### Records
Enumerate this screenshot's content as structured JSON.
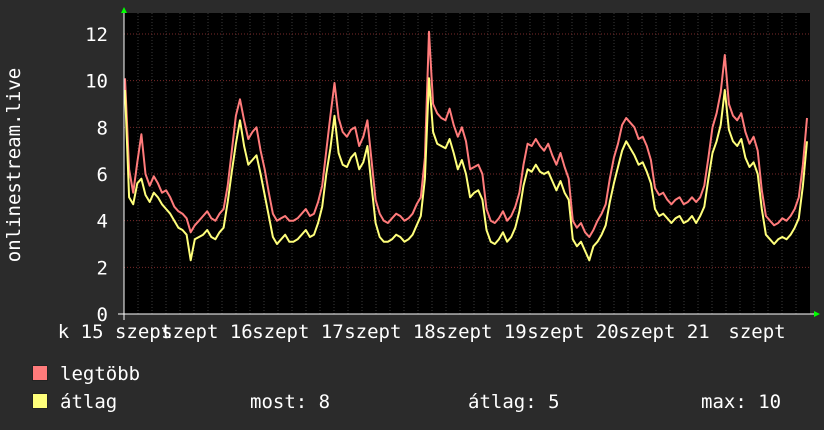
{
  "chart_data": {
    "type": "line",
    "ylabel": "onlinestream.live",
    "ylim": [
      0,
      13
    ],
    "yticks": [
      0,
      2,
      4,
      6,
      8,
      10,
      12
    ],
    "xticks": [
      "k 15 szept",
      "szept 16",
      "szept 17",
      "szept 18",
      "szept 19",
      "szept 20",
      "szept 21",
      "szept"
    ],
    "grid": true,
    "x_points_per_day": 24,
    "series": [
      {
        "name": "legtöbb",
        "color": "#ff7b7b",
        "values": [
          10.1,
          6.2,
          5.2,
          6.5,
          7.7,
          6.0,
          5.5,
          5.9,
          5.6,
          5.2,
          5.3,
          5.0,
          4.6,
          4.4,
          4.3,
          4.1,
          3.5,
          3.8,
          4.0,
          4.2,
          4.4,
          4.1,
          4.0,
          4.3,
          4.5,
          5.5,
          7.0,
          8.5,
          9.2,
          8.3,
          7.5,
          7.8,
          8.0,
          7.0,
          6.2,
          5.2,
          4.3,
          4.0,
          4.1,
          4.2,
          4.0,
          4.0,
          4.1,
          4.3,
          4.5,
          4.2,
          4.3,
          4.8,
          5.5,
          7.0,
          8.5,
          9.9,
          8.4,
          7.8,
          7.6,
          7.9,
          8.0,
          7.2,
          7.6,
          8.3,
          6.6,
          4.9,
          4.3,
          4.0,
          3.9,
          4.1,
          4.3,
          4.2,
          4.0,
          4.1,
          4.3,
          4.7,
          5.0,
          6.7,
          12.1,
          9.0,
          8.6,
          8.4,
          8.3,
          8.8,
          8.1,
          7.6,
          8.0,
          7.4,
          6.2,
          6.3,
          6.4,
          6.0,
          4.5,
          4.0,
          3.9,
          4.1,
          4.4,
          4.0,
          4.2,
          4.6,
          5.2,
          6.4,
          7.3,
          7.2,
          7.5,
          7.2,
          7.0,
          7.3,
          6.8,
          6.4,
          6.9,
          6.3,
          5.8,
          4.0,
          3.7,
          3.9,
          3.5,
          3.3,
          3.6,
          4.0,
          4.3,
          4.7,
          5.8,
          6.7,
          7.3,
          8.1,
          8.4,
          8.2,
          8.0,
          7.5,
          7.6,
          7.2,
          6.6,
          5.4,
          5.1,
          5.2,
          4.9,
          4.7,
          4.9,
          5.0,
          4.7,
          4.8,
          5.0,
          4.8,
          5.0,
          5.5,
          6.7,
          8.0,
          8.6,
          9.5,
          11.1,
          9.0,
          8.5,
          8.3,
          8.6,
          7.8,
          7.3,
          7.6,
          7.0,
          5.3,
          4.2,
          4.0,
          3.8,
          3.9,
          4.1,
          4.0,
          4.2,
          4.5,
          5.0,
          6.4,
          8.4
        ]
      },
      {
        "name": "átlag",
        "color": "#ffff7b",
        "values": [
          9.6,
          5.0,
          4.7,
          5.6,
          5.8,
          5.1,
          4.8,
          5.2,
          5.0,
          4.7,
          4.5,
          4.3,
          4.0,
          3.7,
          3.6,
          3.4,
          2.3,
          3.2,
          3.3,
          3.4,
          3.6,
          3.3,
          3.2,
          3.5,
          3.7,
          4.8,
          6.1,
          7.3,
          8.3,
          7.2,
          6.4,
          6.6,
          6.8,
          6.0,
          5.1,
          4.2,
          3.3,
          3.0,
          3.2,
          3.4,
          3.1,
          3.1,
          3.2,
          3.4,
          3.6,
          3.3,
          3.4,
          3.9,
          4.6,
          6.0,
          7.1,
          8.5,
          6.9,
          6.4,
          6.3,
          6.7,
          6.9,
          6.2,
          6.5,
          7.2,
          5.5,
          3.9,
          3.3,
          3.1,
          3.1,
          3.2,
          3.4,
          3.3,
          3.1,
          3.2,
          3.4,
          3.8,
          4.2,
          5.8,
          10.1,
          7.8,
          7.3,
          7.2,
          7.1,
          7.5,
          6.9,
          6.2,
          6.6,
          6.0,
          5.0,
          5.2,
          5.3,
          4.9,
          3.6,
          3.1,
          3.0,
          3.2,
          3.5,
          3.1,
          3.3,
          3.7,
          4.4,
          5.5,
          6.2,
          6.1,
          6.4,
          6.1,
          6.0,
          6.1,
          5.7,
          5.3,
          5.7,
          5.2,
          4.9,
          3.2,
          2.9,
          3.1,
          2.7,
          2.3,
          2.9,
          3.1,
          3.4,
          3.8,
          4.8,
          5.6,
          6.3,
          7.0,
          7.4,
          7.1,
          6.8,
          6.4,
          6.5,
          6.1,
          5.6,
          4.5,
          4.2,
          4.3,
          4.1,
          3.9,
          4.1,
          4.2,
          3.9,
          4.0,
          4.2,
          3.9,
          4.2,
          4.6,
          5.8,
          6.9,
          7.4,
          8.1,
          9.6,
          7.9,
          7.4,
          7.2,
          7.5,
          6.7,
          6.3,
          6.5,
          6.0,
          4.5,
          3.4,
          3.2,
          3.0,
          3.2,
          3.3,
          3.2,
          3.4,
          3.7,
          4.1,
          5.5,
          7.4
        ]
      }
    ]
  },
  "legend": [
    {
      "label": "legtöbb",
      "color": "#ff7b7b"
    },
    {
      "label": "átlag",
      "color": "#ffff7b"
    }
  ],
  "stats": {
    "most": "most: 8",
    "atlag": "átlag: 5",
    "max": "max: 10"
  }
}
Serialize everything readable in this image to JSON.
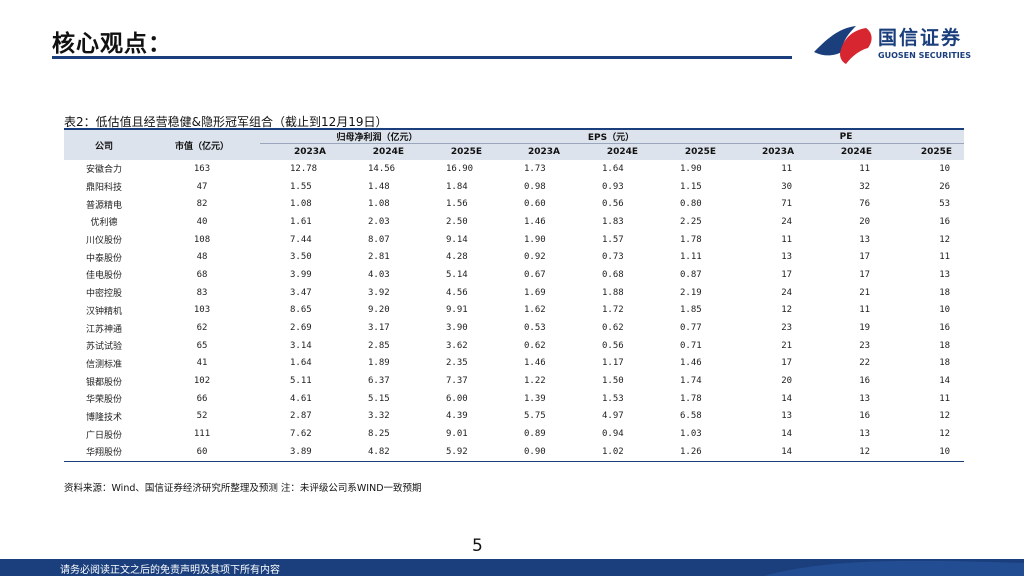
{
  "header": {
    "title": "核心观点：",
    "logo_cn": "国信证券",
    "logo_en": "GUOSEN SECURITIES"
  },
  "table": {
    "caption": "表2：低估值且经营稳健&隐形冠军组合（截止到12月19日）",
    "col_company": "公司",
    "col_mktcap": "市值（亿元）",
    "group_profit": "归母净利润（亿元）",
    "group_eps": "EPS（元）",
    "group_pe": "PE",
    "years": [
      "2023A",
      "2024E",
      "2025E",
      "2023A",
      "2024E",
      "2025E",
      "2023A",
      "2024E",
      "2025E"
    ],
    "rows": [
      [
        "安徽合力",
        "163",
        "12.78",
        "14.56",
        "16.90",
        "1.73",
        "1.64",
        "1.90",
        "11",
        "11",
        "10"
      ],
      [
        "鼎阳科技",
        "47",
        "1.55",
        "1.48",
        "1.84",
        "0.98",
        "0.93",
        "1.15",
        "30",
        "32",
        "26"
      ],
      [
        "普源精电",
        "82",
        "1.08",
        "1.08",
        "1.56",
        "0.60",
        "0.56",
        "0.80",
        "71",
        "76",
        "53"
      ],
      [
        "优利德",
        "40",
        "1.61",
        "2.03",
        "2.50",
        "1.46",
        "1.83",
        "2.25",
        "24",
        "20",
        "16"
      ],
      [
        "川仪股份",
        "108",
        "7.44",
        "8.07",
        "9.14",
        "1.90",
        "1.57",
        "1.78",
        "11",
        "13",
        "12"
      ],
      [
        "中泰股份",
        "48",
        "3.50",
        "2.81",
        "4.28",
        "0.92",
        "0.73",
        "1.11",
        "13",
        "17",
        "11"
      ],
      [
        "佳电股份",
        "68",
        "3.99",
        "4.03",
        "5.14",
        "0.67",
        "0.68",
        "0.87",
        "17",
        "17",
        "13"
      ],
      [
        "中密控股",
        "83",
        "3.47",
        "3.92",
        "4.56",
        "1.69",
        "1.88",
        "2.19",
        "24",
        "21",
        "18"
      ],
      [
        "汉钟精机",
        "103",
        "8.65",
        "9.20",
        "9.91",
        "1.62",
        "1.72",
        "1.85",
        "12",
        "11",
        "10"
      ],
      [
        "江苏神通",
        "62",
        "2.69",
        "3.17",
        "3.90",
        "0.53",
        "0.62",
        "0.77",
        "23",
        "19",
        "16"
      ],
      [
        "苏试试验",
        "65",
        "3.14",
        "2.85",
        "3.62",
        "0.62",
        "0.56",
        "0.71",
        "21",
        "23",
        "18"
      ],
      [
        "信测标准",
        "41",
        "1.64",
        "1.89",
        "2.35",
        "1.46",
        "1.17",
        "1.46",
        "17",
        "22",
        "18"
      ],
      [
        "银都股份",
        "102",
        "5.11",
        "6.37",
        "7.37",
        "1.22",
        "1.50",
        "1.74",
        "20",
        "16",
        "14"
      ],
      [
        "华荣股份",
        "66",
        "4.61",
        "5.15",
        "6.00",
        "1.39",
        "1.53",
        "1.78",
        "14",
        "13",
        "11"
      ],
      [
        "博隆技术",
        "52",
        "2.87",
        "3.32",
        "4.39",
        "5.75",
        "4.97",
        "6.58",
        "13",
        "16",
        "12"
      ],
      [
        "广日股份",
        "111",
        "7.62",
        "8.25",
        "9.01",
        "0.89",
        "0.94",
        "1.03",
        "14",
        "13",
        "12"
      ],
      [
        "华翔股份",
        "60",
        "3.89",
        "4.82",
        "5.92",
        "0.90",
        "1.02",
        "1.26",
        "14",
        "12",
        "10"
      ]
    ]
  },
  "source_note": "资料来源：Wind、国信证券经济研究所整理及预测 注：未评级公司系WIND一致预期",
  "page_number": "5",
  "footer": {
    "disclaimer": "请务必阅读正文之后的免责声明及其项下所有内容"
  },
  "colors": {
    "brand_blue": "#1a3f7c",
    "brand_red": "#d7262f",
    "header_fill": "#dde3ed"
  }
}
==
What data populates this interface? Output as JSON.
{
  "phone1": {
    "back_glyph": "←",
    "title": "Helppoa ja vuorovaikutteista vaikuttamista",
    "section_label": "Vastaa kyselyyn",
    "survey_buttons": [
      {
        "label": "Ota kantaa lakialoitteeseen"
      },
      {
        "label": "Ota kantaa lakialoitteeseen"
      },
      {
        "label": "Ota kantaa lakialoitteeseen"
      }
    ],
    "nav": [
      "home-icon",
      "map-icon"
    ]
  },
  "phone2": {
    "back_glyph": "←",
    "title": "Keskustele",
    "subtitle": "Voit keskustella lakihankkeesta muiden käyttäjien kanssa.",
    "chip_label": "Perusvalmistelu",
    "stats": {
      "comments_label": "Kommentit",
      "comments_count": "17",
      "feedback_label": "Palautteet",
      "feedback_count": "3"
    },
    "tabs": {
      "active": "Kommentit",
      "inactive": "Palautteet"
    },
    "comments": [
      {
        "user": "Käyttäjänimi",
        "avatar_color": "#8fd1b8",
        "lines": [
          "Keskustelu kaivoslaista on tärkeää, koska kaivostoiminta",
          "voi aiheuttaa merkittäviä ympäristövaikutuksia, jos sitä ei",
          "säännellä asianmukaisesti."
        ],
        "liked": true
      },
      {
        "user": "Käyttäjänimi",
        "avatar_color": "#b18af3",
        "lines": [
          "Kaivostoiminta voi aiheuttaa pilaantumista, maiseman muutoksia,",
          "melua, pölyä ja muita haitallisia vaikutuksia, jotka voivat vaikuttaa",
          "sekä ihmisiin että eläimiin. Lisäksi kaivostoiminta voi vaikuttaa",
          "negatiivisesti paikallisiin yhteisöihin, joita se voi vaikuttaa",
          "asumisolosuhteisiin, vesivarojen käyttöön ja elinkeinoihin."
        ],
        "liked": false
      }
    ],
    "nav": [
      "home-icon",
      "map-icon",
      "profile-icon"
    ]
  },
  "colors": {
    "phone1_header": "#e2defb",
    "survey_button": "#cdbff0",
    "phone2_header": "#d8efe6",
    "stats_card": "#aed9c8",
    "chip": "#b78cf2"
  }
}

### Problem
Show every line that contains the word "Kommentit".

### Solution for this task
      "comments_label": "Kommentit",
      "active": "Kommentit",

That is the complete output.